%%

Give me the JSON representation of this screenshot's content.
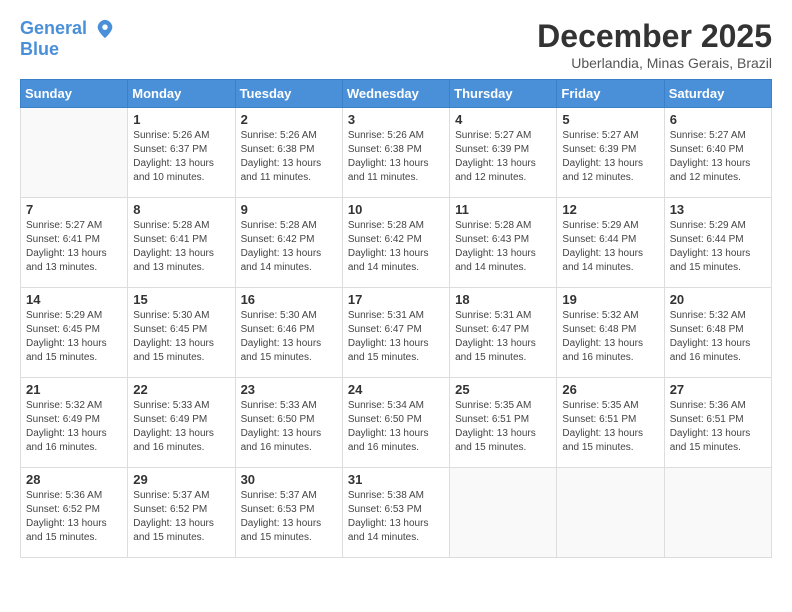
{
  "header": {
    "logo_line1": "General",
    "logo_line2": "Blue",
    "title": "December 2025",
    "subtitle": "Uberlandia, Minas Gerais, Brazil"
  },
  "days_of_week": [
    "Sunday",
    "Monday",
    "Tuesday",
    "Wednesday",
    "Thursday",
    "Friday",
    "Saturday"
  ],
  "weeks": [
    [
      {
        "day": "",
        "info": ""
      },
      {
        "day": "1",
        "info": "Sunrise: 5:26 AM\nSunset: 6:37 PM\nDaylight: 13 hours\nand 10 minutes."
      },
      {
        "day": "2",
        "info": "Sunrise: 5:26 AM\nSunset: 6:38 PM\nDaylight: 13 hours\nand 11 minutes."
      },
      {
        "day": "3",
        "info": "Sunrise: 5:26 AM\nSunset: 6:38 PM\nDaylight: 13 hours\nand 11 minutes."
      },
      {
        "day": "4",
        "info": "Sunrise: 5:27 AM\nSunset: 6:39 PM\nDaylight: 13 hours\nand 12 minutes."
      },
      {
        "day": "5",
        "info": "Sunrise: 5:27 AM\nSunset: 6:39 PM\nDaylight: 13 hours\nand 12 minutes."
      },
      {
        "day": "6",
        "info": "Sunrise: 5:27 AM\nSunset: 6:40 PM\nDaylight: 13 hours\nand 12 minutes."
      }
    ],
    [
      {
        "day": "7",
        "info": "Sunrise: 5:27 AM\nSunset: 6:41 PM\nDaylight: 13 hours\nand 13 minutes."
      },
      {
        "day": "8",
        "info": "Sunrise: 5:28 AM\nSunset: 6:41 PM\nDaylight: 13 hours\nand 13 minutes."
      },
      {
        "day": "9",
        "info": "Sunrise: 5:28 AM\nSunset: 6:42 PM\nDaylight: 13 hours\nand 14 minutes."
      },
      {
        "day": "10",
        "info": "Sunrise: 5:28 AM\nSunset: 6:42 PM\nDaylight: 13 hours\nand 14 minutes."
      },
      {
        "day": "11",
        "info": "Sunrise: 5:28 AM\nSunset: 6:43 PM\nDaylight: 13 hours\nand 14 minutes."
      },
      {
        "day": "12",
        "info": "Sunrise: 5:29 AM\nSunset: 6:44 PM\nDaylight: 13 hours\nand 14 minutes."
      },
      {
        "day": "13",
        "info": "Sunrise: 5:29 AM\nSunset: 6:44 PM\nDaylight: 13 hours\nand 15 minutes."
      }
    ],
    [
      {
        "day": "14",
        "info": "Sunrise: 5:29 AM\nSunset: 6:45 PM\nDaylight: 13 hours\nand 15 minutes."
      },
      {
        "day": "15",
        "info": "Sunrise: 5:30 AM\nSunset: 6:45 PM\nDaylight: 13 hours\nand 15 minutes."
      },
      {
        "day": "16",
        "info": "Sunrise: 5:30 AM\nSunset: 6:46 PM\nDaylight: 13 hours\nand 15 minutes."
      },
      {
        "day": "17",
        "info": "Sunrise: 5:31 AM\nSunset: 6:47 PM\nDaylight: 13 hours\nand 15 minutes."
      },
      {
        "day": "18",
        "info": "Sunrise: 5:31 AM\nSunset: 6:47 PM\nDaylight: 13 hours\nand 15 minutes."
      },
      {
        "day": "19",
        "info": "Sunrise: 5:32 AM\nSunset: 6:48 PM\nDaylight: 13 hours\nand 16 minutes."
      },
      {
        "day": "20",
        "info": "Sunrise: 5:32 AM\nSunset: 6:48 PM\nDaylight: 13 hours\nand 16 minutes."
      }
    ],
    [
      {
        "day": "21",
        "info": "Sunrise: 5:32 AM\nSunset: 6:49 PM\nDaylight: 13 hours\nand 16 minutes."
      },
      {
        "day": "22",
        "info": "Sunrise: 5:33 AM\nSunset: 6:49 PM\nDaylight: 13 hours\nand 16 minutes."
      },
      {
        "day": "23",
        "info": "Sunrise: 5:33 AM\nSunset: 6:50 PM\nDaylight: 13 hours\nand 16 minutes."
      },
      {
        "day": "24",
        "info": "Sunrise: 5:34 AM\nSunset: 6:50 PM\nDaylight: 13 hours\nand 16 minutes."
      },
      {
        "day": "25",
        "info": "Sunrise: 5:35 AM\nSunset: 6:51 PM\nDaylight: 13 hours\nand 15 minutes."
      },
      {
        "day": "26",
        "info": "Sunrise: 5:35 AM\nSunset: 6:51 PM\nDaylight: 13 hours\nand 15 minutes."
      },
      {
        "day": "27",
        "info": "Sunrise: 5:36 AM\nSunset: 6:51 PM\nDaylight: 13 hours\nand 15 minutes."
      }
    ],
    [
      {
        "day": "28",
        "info": "Sunrise: 5:36 AM\nSunset: 6:52 PM\nDaylight: 13 hours\nand 15 minutes."
      },
      {
        "day": "29",
        "info": "Sunrise: 5:37 AM\nSunset: 6:52 PM\nDaylight: 13 hours\nand 15 minutes."
      },
      {
        "day": "30",
        "info": "Sunrise: 5:37 AM\nSunset: 6:53 PM\nDaylight: 13 hours\nand 15 minutes."
      },
      {
        "day": "31",
        "info": "Sunrise: 5:38 AM\nSunset: 6:53 PM\nDaylight: 13 hours\nand 14 minutes."
      },
      {
        "day": "",
        "info": ""
      },
      {
        "day": "",
        "info": ""
      },
      {
        "day": "",
        "info": ""
      }
    ]
  ]
}
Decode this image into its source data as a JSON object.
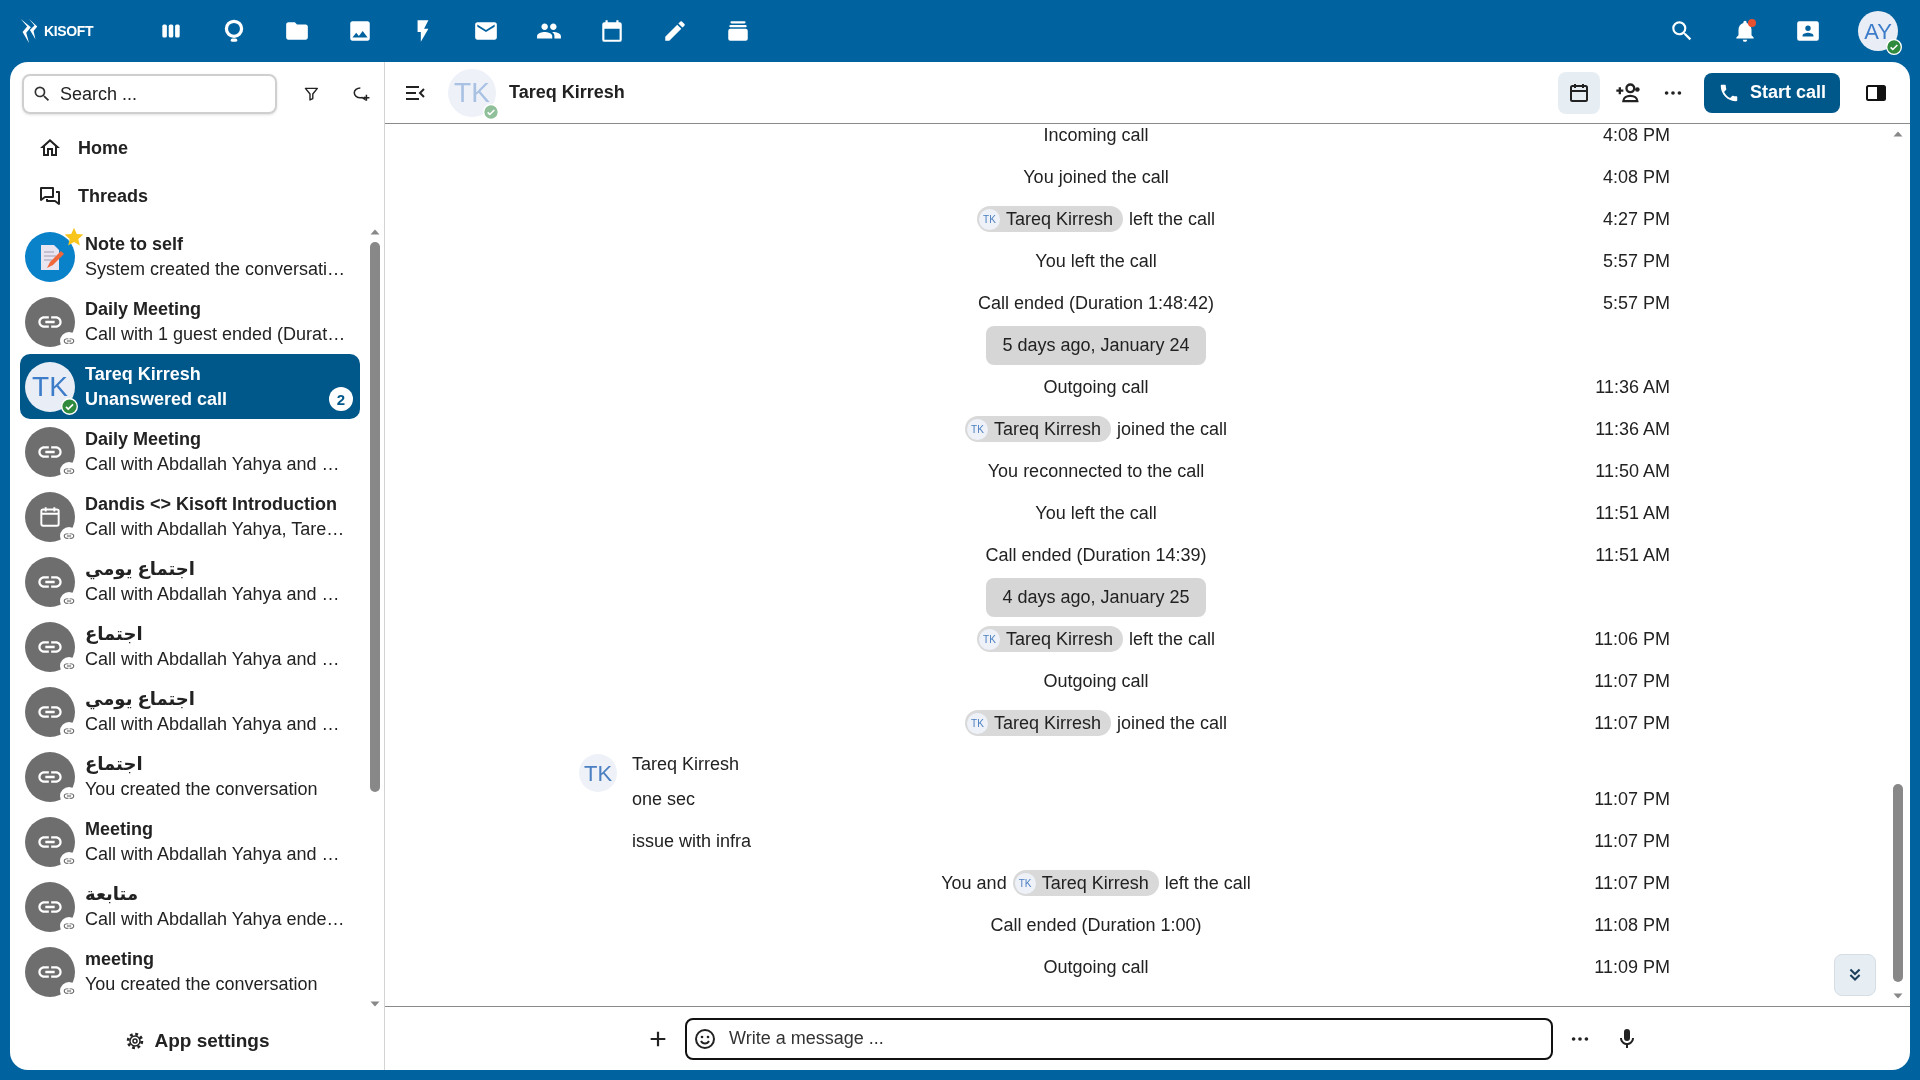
{
  "top_bar": {
    "logo": "KISOFT",
    "notifications_unread": true,
    "user": {
      "initials": "AY",
      "online": true
    }
  },
  "sidebar": {
    "search": {
      "placeholder": "Search ..."
    },
    "nav": [
      {
        "kind": "home",
        "label": "Home"
      },
      {
        "kind": "threads",
        "label": "Threads"
      }
    ],
    "conversations": [
      {
        "name": "Note to self",
        "preview": "System created the conversati…",
        "kind": "note",
        "online": false,
        "favorite": true,
        "selected": false
      },
      {
        "name": "Daily Meeting",
        "preview": "Call with 1 guest ended (Durat…",
        "kind": "link",
        "online": false,
        "favorite": false,
        "selected": false
      },
      {
        "name": "Tareq Kirresh",
        "preview": "Unanswered call",
        "kind": "person",
        "initials": "TK",
        "online": true,
        "favorite": false,
        "selected": true,
        "unread": "2"
      },
      {
        "name": "Daily Meeting",
        "preview": "Call with Abdallah Yahya and …",
        "kind": "link",
        "online": false,
        "favorite": false,
        "selected": false
      },
      {
        "name": "Dandis <> Kisoft Introduction",
        "preview": "Call with Abdallah Yahya, Tare…",
        "kind": "calendar",
        "online": false,
        "favorite": false,
        "selected": false
      },
      {
        "name": "اجتماع يومي",
        "preview": "Call with Abdallah Yahya and …",
        "kind": "link",
        "online": false,
        "favorite": false,
        "selected": false
      },
      {
        "name": "اجتماع",
        "preview": "Call with Abdallah Yahya and …",
        "kind": "link",
        "online": false,
        "favorite": false,
        "selected": false
      },
      {
        "name": "اجتماع يومي",
        "preview": "Call with Abdallah Yahya and …",
        "kind": "link",
        "online": false,
        "favorite": false,
        "selected": false
      },
      {
        "name": "اجتماع",
        "preview": "You created the conversation",
        "kind": "link",
        "online": false,
        "favorite": false,
        "selected": false
      },
      {
        "name": "Meeting",
        "preview": "Call with Abdallah Yahya and …",
        "kind": "link",
        "online": false,
        "favorite": false,
        "selected": false
      },
      {
        "name": "متابعة",
        "preview": "Call with Abdallah Yahya ende…",
        "kind": "link",
        "online": false,
        "favorite": false,
        "selected": false
      },
      {
        "name": "meeting",
        "preview": "You created the conversation",
        "kind": "link",
        "online": false,
        "favorite": false,
        "selected": false
      }
    ],
    "app_settings": "App settings"
  },
  "chat": {
    "header": {
      "initials": "TK",
      "name": "Tareq Kirresh",
      "online": true,
      "start_call": "Start call"
    },
    "messages": [
      {
        "kind": "system",
        "text": "Incoming call",
        "time": "4:08 PM"
      },
      {
        "kind": "system",
        "text": "You joined the call",
        "time": "4:08 PM"
      },
      {
        "kind": "mention",
        "initials": "TK",
        "name": "Tareq Kirresh",
        "after": "left the call",
        "time": "4:27 PM"
      },
      {
        "kind": "system",
        "text": "You left the call",
        "time": "5:57 PM"
      },
      {
        "kind": "system",
        "text": "Call ended (Duration 1:48:42)",
        "time": "5:57 PM"
      },
      {
        "kind": "date",
        "text": "5 days ago, January 24"
      },
      {
        "kind": "system",
        "text": "Outgoing call",
        "time": "11:36 AM"
      },
      {
        "kind": "mention",
        "initials": "TK",
        "name": "Tareq Kirresh",
        "after": "joined the call",
        "time": "11:36 AM"
      },
      {
        "kind": "system",
        "text": "You reconnected to the call",
        "time": "11:50 AM"
      },
      {
        "kind": "system",
        "text": "You left the call",
        "time": "11:51 AM"
      },
      {
        "kind": "system",
        "text": "Call ended (Duration 14:39)",
        "time": "11:51 AM"
      },
      {
        "kind": "date",
        "text": "4 days ago, January 25"
      },
      {
        "kind": "mention",
        "initials": "TK",
        "name": "Tareq Kirresh",
        "after": "left the call",
        "time": "11:06 PM"
      },
      {
        "kind": "system",
        "text": "Outgoing call",
        "time": "11:07 PM"
      },
      {
        "kind": "mention",
        "initials": "TK",
        "name": "Tareq Kirresh",
        "after": "joined the call",
        "time": "11:07 PM"
      },
      {
        "kind": "author",
        "initials": "TK",
        "name": "Tareq Kirresh"
      },
      {
        "kind": "text",
        "text": "one sec",
        "time": "11:07 PM"
      },
      {
        "kind": "text",
        "text": "issue with infra",
        "time": "11:07 PM"
      },
      {
        "kind": "mention",
        "before": "You and",
        "initials": "TK",
        "name": "Tareq Kirresh",
        "after": "left the call",
        "time": "11:07 PM"
      },
      {
        "kind": "system",
        "text": "Call ended (Duration 1:00)",
        "time": "11:08 PM"
      },
      {
        "kind": "system",
        "text": "Outgoing call",
        "time": "11:09 PM"
      }
    ],
    "composer": {
      "placeholder": "Write a message ..."
    }
  }
}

%%

List all lines in the material containing the string "this".

# ANSWER BELOW
Give me the JSON representation of this screenshot's content.
Decode this image into its source data as a JSON object.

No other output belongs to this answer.